*WHAT IS NEEDED*: Look for "podmínek" in each line of the entries, and return the matching lines.

-- start RECORDS PROVIDED --

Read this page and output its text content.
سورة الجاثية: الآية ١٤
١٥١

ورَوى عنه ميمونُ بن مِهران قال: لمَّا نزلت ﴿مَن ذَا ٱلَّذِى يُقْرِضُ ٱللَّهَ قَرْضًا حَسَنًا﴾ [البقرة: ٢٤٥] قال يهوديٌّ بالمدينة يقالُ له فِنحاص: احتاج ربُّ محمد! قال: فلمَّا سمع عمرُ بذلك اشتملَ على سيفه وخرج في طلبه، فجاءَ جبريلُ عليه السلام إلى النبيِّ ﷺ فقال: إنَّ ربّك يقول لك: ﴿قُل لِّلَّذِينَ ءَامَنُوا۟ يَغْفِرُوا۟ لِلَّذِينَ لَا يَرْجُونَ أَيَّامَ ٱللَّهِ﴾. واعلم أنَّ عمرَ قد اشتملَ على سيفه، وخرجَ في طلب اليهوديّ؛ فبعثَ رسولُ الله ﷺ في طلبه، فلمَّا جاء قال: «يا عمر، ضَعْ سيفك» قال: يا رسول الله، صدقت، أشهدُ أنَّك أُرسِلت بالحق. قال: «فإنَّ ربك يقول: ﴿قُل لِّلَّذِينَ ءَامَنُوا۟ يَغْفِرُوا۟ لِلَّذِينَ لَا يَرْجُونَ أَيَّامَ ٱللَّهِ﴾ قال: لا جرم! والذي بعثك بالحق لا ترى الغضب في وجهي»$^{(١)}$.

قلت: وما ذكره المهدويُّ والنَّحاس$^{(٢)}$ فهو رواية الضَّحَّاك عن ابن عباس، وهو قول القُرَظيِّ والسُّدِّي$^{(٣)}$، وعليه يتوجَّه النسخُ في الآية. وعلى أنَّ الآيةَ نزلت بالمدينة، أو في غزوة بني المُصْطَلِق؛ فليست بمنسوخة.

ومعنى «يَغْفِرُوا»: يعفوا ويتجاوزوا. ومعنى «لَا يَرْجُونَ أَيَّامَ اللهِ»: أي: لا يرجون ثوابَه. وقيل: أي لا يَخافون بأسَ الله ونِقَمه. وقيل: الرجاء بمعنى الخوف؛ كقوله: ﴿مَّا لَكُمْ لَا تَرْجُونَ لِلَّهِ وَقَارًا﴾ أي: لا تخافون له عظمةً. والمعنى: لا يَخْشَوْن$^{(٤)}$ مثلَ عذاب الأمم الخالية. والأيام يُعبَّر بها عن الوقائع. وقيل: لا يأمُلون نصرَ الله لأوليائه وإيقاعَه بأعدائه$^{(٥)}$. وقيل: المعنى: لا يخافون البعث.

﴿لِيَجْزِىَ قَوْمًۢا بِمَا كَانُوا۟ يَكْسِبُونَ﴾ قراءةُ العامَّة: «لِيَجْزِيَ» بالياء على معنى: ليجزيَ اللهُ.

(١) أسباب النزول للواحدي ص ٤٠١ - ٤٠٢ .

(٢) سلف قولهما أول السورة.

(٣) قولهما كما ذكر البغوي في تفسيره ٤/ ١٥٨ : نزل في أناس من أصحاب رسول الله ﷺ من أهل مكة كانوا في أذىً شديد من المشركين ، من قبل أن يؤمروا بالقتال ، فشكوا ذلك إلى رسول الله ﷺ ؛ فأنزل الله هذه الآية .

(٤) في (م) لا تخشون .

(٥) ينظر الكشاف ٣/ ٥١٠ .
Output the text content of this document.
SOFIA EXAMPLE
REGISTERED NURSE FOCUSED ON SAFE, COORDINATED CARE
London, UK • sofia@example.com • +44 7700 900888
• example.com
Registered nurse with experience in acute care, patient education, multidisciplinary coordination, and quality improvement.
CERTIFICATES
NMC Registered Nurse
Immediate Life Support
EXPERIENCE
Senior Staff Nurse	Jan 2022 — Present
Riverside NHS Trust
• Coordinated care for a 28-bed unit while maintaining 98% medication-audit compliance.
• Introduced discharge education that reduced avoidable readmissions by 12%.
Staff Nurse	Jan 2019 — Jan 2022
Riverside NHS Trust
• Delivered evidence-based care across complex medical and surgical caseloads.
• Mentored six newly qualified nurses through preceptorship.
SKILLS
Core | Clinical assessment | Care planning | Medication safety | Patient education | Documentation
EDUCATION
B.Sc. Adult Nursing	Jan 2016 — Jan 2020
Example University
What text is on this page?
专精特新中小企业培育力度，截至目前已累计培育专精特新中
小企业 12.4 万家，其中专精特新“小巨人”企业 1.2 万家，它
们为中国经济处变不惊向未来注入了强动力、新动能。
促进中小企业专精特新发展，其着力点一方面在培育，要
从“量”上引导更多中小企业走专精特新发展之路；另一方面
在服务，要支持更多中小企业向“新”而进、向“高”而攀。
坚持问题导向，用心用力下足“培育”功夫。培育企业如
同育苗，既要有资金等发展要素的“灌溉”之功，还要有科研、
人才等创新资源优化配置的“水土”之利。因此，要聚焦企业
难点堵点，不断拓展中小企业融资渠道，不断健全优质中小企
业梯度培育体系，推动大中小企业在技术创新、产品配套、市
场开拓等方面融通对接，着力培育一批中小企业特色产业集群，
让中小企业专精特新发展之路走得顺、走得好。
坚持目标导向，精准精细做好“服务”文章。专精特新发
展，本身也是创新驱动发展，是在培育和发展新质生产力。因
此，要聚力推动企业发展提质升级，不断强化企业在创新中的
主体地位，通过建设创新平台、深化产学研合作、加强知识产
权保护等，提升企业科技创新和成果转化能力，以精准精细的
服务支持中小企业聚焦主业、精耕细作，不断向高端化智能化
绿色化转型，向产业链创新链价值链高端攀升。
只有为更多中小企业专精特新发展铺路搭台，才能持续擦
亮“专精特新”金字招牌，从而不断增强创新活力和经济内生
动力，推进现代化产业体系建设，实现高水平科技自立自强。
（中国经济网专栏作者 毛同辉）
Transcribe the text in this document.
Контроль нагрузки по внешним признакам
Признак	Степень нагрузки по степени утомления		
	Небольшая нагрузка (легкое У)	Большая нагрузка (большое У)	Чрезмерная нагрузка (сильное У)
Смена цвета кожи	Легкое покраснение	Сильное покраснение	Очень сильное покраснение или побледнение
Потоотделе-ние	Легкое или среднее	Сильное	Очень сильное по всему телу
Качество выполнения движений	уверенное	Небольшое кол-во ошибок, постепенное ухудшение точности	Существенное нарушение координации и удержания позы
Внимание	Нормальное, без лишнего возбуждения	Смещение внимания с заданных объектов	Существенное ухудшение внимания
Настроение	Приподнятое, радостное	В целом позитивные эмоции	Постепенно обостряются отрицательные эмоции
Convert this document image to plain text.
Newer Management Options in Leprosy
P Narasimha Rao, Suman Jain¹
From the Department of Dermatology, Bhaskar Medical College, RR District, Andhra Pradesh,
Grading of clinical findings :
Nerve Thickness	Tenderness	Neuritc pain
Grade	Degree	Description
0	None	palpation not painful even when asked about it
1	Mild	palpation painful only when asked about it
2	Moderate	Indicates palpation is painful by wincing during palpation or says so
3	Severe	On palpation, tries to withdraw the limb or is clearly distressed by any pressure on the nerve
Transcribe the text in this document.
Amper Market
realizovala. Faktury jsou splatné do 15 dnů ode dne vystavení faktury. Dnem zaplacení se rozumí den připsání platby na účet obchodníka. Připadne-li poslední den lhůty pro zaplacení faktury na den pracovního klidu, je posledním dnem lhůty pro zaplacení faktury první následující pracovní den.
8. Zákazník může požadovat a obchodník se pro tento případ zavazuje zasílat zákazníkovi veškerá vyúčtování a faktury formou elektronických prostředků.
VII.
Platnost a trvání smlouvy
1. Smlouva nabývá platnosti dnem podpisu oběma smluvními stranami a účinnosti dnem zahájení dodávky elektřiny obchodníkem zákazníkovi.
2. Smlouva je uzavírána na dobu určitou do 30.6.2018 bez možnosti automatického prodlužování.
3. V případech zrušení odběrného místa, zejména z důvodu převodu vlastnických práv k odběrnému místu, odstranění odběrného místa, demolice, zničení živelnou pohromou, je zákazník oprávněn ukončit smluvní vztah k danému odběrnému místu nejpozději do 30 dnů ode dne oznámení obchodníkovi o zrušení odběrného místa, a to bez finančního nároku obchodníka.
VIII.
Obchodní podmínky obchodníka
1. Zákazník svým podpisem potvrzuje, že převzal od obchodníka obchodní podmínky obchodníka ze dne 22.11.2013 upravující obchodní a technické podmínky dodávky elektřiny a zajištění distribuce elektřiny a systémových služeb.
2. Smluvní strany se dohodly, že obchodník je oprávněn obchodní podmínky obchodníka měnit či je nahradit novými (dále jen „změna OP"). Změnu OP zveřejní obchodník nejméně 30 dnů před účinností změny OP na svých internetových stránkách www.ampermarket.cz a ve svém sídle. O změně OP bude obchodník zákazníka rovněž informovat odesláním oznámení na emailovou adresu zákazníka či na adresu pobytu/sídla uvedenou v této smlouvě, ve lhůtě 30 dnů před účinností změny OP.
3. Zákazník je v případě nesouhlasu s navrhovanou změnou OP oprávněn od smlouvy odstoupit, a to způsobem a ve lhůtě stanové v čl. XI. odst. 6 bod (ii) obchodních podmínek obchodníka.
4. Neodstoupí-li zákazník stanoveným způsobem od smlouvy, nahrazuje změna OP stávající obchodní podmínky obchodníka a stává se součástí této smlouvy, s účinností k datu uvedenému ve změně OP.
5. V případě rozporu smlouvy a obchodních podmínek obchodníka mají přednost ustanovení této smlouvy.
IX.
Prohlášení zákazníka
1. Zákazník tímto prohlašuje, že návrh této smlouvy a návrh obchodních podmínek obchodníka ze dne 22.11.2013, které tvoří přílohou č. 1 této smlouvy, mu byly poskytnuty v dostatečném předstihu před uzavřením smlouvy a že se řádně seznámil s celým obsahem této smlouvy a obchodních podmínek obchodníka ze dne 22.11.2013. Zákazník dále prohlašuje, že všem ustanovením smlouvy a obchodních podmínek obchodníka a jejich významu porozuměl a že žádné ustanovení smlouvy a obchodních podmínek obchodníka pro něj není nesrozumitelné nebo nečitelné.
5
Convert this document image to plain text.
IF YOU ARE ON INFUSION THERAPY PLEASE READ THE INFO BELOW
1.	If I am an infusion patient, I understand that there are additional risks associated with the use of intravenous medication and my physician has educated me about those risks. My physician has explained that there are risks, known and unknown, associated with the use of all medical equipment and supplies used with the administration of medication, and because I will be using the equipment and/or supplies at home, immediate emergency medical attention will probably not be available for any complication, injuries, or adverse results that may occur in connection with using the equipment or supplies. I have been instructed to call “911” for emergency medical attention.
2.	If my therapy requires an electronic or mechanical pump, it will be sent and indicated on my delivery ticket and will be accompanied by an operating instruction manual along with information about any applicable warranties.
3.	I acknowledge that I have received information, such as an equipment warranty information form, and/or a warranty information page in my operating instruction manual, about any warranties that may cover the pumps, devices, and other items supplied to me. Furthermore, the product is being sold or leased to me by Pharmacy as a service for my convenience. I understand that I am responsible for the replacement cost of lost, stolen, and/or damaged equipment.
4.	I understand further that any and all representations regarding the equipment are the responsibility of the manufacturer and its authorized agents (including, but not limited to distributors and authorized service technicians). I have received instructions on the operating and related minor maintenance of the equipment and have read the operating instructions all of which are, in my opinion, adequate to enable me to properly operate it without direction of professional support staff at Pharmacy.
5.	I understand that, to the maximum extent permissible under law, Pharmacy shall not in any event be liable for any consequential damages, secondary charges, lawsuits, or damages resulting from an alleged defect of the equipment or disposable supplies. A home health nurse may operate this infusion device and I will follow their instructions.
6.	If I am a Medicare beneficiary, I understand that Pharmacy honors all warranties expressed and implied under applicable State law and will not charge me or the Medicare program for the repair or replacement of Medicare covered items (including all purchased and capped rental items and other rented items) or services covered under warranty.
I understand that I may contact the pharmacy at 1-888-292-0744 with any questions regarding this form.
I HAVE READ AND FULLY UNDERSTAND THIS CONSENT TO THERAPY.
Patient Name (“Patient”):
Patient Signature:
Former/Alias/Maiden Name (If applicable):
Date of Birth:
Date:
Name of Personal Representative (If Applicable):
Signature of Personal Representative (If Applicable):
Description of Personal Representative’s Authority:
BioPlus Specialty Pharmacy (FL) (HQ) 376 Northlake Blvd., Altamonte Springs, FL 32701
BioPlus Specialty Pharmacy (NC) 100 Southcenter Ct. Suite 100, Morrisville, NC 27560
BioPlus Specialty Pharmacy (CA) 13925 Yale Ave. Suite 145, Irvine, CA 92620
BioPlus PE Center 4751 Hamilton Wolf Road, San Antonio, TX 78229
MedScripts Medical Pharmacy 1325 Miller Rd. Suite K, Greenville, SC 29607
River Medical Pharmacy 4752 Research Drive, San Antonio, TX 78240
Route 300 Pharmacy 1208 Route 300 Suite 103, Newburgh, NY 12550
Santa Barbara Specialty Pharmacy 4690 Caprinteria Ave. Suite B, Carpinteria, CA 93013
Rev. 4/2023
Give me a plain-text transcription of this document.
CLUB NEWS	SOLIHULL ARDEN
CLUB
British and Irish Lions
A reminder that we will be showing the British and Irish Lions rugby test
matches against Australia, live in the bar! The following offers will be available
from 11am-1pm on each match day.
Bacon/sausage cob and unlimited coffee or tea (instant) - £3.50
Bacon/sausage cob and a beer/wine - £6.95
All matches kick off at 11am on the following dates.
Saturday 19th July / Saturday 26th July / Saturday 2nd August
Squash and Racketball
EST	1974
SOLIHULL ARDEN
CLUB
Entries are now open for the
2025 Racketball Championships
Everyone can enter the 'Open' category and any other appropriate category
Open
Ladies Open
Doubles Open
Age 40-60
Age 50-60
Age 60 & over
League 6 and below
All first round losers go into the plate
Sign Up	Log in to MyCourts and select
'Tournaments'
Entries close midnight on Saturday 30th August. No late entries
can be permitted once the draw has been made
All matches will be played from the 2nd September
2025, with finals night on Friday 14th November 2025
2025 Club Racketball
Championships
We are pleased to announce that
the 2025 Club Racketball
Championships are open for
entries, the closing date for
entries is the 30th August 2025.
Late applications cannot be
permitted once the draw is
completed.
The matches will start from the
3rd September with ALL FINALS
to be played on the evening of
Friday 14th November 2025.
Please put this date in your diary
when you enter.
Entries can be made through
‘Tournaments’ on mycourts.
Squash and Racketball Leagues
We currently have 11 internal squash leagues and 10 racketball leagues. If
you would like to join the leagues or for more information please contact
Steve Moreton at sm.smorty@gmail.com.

-- end RECORDS PROVIDED --

*TASK RESPONSE*:
3. Zákazník je v případě nesouhlasu s navrhovanou změnou OP oprávněn od smlouvy odstoupit, a to způsobem a ve lhůtě stanové v čl. XI. odst. 6 bod (ii) obchodních podmínek obchodníka.
5. V případě rozporu smlouvy a obchodních podmínek obchodníka mají přednost ustanovení této smlouvy.
1. Zákazník tímto prohlašuje, že návrh této smlouvy a návrh obchodních podmínek obchodníka ze dne 22.11.2013, které tvoří přílohou č. 1 této smlouvy, mu byly poskytnuty v dostatečném předstihu před uzavřením smlouvy a že se řádně seznámil s celým obsahem této smlouvy a obchodních podmínek obchodníka ze dne 22.11.2013. Zákazník dále prohlašuje, že všem ustanovením smlouvy a obchodních podmínek obchodníka a jejich významu porozuměl a že žádné ustanovení smlouvy a obchodních podmínek obchodníka pro něj není nesrozumitelné nebo nečitelné.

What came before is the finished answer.